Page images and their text
★ ★ ★ ★ ★ ★ ★
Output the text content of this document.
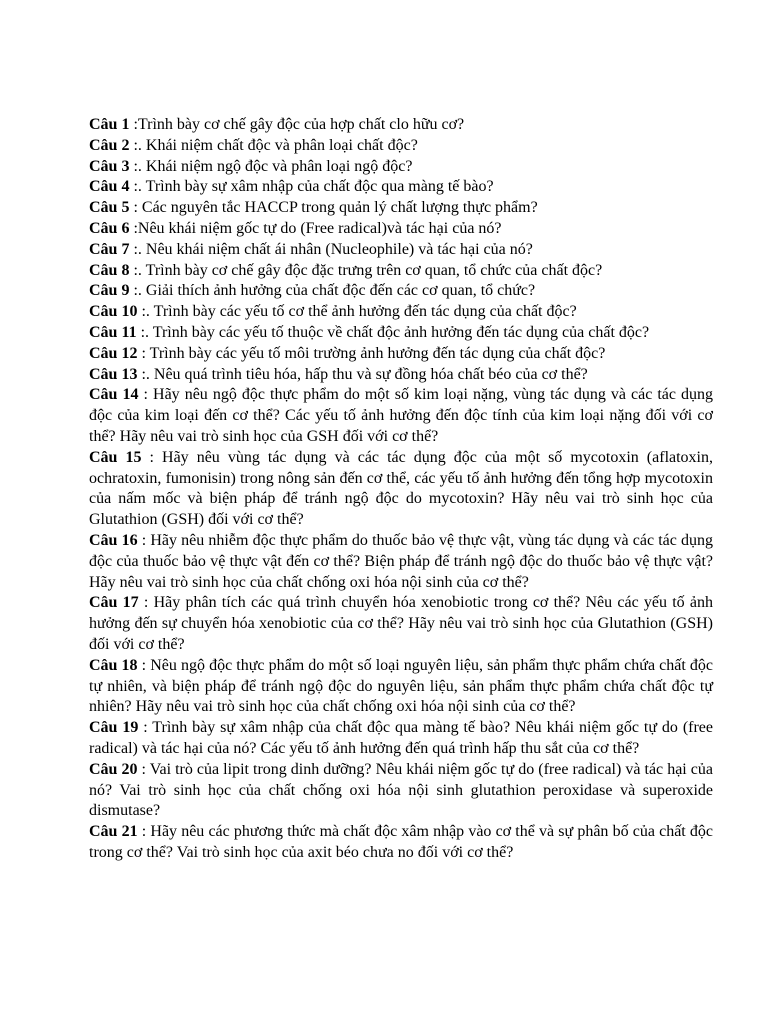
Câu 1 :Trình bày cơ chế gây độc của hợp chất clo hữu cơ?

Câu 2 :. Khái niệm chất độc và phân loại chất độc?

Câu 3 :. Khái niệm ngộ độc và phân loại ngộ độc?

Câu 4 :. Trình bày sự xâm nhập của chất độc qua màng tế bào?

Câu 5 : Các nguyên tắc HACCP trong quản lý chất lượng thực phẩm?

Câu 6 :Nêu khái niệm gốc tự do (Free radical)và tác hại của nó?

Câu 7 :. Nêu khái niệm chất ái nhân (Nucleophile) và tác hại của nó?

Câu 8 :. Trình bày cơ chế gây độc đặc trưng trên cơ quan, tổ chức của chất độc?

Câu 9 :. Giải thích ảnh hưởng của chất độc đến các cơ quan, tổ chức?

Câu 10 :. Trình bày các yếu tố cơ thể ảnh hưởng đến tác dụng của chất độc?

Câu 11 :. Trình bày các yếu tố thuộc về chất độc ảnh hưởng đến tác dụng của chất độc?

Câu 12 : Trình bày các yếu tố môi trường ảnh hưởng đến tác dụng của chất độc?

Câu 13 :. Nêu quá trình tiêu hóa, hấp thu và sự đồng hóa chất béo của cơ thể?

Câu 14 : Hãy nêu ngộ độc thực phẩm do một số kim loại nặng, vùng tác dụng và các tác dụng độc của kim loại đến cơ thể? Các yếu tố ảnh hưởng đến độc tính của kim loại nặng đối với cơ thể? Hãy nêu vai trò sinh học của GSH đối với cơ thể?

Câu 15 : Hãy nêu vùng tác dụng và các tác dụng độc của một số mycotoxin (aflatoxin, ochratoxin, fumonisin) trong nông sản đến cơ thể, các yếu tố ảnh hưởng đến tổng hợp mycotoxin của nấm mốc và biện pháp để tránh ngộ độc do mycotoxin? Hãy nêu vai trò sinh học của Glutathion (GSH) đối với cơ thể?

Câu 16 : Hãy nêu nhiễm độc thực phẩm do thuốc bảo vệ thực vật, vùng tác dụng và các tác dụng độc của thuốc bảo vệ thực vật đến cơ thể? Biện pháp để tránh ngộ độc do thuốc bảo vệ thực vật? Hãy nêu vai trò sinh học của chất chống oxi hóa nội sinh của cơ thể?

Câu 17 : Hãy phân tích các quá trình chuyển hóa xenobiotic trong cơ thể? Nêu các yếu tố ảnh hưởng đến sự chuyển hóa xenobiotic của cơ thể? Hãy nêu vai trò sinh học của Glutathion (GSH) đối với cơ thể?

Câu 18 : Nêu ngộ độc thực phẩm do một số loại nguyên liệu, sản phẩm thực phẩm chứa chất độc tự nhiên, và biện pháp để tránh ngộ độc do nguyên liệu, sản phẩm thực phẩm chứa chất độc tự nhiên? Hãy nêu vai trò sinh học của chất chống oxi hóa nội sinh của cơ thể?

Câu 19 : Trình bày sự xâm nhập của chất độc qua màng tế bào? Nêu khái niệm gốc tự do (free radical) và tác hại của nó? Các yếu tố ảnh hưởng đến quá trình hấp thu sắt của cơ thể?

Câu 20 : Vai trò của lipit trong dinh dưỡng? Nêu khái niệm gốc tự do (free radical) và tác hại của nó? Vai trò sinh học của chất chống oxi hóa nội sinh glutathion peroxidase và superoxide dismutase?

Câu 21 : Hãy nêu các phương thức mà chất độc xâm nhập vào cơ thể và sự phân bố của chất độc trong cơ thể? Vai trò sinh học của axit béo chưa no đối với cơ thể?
★ ★ ★ ★ ★ ★ ★
**THE TASK**
Leave out the pictures and copy every record above exactly.

**RESULT OF THIS TASK**
Output the text content of this document.
Câu 1 :Trình bày cơ chế gây độc của hợp chất clo hữu cơ?

Câu 2 :. Khái niệm chất độc và phân loại chất độc?

Câu 3 :. Khái niệm ngộ độc và phân loại ngộ độc?

Câu 4 :. Trình bày sự xâm nhập của chất độc qua màng tế bào?

Câu 5 : Các nguyên tắc HACCP trong quản lý chất lượng thực phẩm?

Câu 6 :Nêu khái niệm gốc tự do (Free radical)và tác hại của nó?

Câu 7 :. Nêu khái niệm chất ái nhân (Nucleophile) và tác hại của nó?

Câu 8 :. Trình bày cơ chế gây độc đặc trưng trên cơ quan, tổ chức của chất độc?

Câu 9 :. Giải thích ảnh hưởng của chất độc đến các cơ quan, tổ chức?

Câu 10 :. Trình bày các yếu tố cơ thể ảnh hưởng đến tác dụng của chất độc?

Câu 11 :. Trình bày các yếu tố thuộc về chất độc ảnh hưởng đến tác dụng của chất độc?

Câu 12 : Trình bày các yếu tố môi trường ảnh hưởng đến tác dụng của chất độc?

Câu 13 :. Nêu quá trình tiêu hóa, hấp thu và sự đồng hóa chất béo của cơ thể?

Câu 14 : Hãy nêu ngộ độc thực phẩm do một số kim loại nặng, vùng tác dụng và các tác dụng độc của kim loại đến cơ thể? Các yếu tố ảnh hưởng đến độc tính của kim loại nặng đối với cơ thể? Hãy nêu vai trò sinh học của GSH đối với cơ thể?

Câu 15 : Hãy nêu vùng tác dụng và các tác dụng độc của một số mycotoxin (aflatoxin, ochratoxin, fumonisin) trong nông sản đến cơ thể, các yếu tố ảnh hưởng đến tổng hợp mycotoxin của nấm mốc và biện pháp để tránh ngộ độc do mycotoxin? Hãy nêu vai trò sinh học của Glutathion (GSH) đối với cơ thể?

Câu 16 : Hãy nêu nhiễm độc thực phẩm do thuốc bảo vệ thực vật, vùng tác dụng và các tác dụng độc của thuốc bảo vệ thực vật đến cơ thể? Biện pháp để tránh ngộ độc do thuốc bảo vệ thực vật? Hãy nêu vai trò sinh học của chất chống oxi hóa nội sinh của cơ thể?

Câu 17 : Hãy phân tích các quá trình chuyển hóa xenobiotic trong cơ thể? Nêu các yếu tố ảnh hưởng đến sự chuyển hóa xenobiotic của cơ thể? Hãy nêu vai trò sinh học của Glutathion (GSH) đối với cơ thể?

Câu 18 : Nêu ngộ độc thực phẩm do một số loại nguyên liệu, sản phẩm thực phẩm chứa chất độc tự nhiên, và biện pháp để tránh ngộ độc do nguyên liệu, sản phẩm thực phẩm chứa chất độc tự nhiên? Hãy nêu vai trò sinh học của chất chống oxi hóa nội sinh của cơ thể?

Câu 19 : Trình bày sự xâm nhập của chất độc qua màng tế bào? Nêu khái niệm gốc tự do (free radical) và tác hại của nó? Các yếu tố ảnh hưởng đến quá trình hấp thu sắt của cơ thể?

Câu 20 : Vai trò của lipit trong dinh dưỡng? Nêu khái niệm gốc tự do (free radical) và tác hại của nó? Vai trò sinh học của chất chống oxi hóa nội sinh glutathion peroxidase và superoxide dismutase?

Câu 21 : Hãy nêu các phương thức mà chất độc xâm nhập vào cơ thể và sự phân bố của chất độc trong cơ thể? Vai trò sinh học của axit béo chưa no đối với cơ thể?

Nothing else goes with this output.